(Extracted entries)

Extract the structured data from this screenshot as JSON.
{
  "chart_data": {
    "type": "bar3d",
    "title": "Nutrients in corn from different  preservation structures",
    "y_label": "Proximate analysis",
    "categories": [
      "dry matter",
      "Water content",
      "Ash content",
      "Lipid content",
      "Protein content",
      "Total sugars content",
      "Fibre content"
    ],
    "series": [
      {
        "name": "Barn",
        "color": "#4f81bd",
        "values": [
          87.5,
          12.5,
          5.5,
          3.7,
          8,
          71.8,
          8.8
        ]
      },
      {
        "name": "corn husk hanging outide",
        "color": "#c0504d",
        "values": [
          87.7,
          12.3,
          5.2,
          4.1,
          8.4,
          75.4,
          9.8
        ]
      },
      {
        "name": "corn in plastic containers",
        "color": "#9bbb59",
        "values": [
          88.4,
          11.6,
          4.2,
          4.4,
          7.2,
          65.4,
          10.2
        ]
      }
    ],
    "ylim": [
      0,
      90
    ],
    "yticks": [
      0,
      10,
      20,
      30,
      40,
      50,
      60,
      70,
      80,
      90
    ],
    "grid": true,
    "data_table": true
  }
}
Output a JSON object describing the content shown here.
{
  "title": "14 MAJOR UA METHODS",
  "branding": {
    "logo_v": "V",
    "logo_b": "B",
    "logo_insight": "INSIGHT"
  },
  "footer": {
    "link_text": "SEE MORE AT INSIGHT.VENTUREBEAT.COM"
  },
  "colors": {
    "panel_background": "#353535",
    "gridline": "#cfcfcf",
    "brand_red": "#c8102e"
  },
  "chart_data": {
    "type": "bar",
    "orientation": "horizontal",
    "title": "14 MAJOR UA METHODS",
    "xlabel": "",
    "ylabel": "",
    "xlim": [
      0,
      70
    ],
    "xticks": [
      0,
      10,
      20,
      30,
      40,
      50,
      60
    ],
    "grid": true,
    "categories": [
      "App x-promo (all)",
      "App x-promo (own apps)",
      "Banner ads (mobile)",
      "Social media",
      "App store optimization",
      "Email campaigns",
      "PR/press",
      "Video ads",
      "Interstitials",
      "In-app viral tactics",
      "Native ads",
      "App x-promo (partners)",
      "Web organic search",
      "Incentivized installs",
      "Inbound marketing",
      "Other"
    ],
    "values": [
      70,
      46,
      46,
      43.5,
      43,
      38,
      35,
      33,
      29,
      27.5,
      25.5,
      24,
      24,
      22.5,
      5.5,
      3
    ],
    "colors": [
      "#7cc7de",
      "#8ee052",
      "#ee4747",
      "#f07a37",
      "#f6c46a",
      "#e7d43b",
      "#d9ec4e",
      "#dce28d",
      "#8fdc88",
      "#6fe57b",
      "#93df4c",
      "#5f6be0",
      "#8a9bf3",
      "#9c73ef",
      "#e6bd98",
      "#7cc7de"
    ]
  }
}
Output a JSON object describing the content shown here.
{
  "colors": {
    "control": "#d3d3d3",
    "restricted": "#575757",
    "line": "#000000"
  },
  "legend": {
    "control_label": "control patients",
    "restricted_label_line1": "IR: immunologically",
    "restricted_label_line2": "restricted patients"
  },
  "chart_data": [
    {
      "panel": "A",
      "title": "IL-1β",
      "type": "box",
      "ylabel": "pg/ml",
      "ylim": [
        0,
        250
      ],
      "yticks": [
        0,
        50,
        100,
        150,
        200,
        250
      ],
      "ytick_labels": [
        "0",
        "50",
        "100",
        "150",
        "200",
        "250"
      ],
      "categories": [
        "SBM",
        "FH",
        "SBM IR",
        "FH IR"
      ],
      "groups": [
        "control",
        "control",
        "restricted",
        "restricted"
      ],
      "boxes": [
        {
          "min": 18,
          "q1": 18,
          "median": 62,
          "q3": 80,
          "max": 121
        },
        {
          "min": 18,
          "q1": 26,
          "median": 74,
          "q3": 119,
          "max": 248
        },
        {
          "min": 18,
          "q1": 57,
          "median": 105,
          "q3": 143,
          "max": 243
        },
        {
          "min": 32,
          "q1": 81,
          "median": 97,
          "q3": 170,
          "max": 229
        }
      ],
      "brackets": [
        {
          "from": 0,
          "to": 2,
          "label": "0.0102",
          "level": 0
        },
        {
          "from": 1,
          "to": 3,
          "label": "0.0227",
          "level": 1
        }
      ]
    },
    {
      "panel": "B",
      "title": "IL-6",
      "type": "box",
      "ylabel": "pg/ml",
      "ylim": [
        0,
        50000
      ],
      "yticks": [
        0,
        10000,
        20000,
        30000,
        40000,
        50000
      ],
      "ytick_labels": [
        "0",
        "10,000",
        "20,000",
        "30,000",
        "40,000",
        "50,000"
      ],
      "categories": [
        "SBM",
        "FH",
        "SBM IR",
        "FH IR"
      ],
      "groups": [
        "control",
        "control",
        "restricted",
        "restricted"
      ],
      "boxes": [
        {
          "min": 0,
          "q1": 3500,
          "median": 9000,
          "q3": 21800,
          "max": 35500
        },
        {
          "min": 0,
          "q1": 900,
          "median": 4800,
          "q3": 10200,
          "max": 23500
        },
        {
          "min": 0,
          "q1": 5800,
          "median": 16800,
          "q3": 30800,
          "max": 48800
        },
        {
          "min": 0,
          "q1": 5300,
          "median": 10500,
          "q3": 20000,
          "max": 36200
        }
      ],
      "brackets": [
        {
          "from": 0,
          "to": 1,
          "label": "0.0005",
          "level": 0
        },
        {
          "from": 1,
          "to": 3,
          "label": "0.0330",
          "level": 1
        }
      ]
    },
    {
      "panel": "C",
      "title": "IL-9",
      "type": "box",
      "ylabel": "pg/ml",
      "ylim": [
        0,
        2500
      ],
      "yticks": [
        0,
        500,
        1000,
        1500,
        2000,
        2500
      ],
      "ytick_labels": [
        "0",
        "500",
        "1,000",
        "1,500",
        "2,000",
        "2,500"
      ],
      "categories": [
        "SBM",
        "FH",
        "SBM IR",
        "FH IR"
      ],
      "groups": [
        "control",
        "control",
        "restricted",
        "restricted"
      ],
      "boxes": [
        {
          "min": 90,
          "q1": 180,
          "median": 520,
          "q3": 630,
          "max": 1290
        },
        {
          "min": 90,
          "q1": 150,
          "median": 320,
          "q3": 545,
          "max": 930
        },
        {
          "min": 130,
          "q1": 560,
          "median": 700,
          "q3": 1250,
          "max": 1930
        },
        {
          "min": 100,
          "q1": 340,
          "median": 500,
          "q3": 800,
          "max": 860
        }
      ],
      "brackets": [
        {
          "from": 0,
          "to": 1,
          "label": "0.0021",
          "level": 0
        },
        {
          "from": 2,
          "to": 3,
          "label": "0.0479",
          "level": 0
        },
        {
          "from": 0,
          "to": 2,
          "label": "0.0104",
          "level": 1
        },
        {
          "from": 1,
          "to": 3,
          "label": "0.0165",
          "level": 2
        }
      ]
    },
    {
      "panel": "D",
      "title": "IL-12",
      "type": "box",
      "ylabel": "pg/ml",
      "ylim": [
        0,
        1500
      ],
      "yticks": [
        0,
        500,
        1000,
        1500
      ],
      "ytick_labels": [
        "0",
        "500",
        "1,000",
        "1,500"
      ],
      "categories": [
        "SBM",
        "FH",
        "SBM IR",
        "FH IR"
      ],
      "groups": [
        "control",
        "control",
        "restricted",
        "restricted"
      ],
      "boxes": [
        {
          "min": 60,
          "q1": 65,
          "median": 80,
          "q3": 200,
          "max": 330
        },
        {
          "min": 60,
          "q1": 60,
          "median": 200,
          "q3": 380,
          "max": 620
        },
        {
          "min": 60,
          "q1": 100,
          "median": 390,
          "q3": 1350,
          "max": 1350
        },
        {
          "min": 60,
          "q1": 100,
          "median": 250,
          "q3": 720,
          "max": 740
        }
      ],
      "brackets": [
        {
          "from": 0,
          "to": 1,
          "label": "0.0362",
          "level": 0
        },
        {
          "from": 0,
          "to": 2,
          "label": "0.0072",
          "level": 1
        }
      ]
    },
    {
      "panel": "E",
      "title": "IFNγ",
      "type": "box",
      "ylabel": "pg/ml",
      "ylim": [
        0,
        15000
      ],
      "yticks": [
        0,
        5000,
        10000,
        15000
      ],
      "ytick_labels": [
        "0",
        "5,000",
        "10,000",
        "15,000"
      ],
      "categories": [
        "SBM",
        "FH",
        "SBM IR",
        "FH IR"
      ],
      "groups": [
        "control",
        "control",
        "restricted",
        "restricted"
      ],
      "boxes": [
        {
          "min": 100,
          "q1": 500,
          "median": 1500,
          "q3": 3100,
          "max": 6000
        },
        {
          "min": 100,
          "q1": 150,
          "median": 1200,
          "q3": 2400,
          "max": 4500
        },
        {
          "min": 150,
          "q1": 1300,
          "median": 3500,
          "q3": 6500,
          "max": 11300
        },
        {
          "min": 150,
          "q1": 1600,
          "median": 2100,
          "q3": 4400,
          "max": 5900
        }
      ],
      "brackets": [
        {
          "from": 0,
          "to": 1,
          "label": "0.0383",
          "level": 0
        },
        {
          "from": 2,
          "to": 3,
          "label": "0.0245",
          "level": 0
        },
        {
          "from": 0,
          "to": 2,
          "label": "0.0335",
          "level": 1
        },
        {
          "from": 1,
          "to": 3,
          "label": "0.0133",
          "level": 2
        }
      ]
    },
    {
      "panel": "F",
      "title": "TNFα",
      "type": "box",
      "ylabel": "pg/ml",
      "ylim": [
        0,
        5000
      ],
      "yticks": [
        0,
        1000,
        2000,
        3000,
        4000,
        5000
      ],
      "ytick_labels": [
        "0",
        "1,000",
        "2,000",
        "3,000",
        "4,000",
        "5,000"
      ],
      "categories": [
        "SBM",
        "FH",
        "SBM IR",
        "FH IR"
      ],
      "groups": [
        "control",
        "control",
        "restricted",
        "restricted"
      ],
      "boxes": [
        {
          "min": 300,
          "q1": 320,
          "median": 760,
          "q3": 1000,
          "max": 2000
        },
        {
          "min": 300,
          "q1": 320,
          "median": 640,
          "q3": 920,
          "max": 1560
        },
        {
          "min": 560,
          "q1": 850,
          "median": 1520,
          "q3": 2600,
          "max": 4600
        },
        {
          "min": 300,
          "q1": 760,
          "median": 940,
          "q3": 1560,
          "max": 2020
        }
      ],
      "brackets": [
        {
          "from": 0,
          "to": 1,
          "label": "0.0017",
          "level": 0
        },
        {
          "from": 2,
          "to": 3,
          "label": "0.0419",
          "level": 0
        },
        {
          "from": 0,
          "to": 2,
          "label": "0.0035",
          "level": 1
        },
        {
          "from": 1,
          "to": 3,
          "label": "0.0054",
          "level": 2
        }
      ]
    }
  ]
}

(End Extracted entries)

_About this task_. Return every line in the listing that contains the word "title".

_Solved problem_.
    "title": "Nutrients in corn from different  preservation structures",
  "title": "14 MAJOR UA METHODS",
    "title": "14 MAJOR UA METHODS",
      "title": "IL-1β",
      "title": "IL-6",
      "title": "IL-9",
      "title": "IL-12",
      "title": "IFNγ",
      "title": "TNFα",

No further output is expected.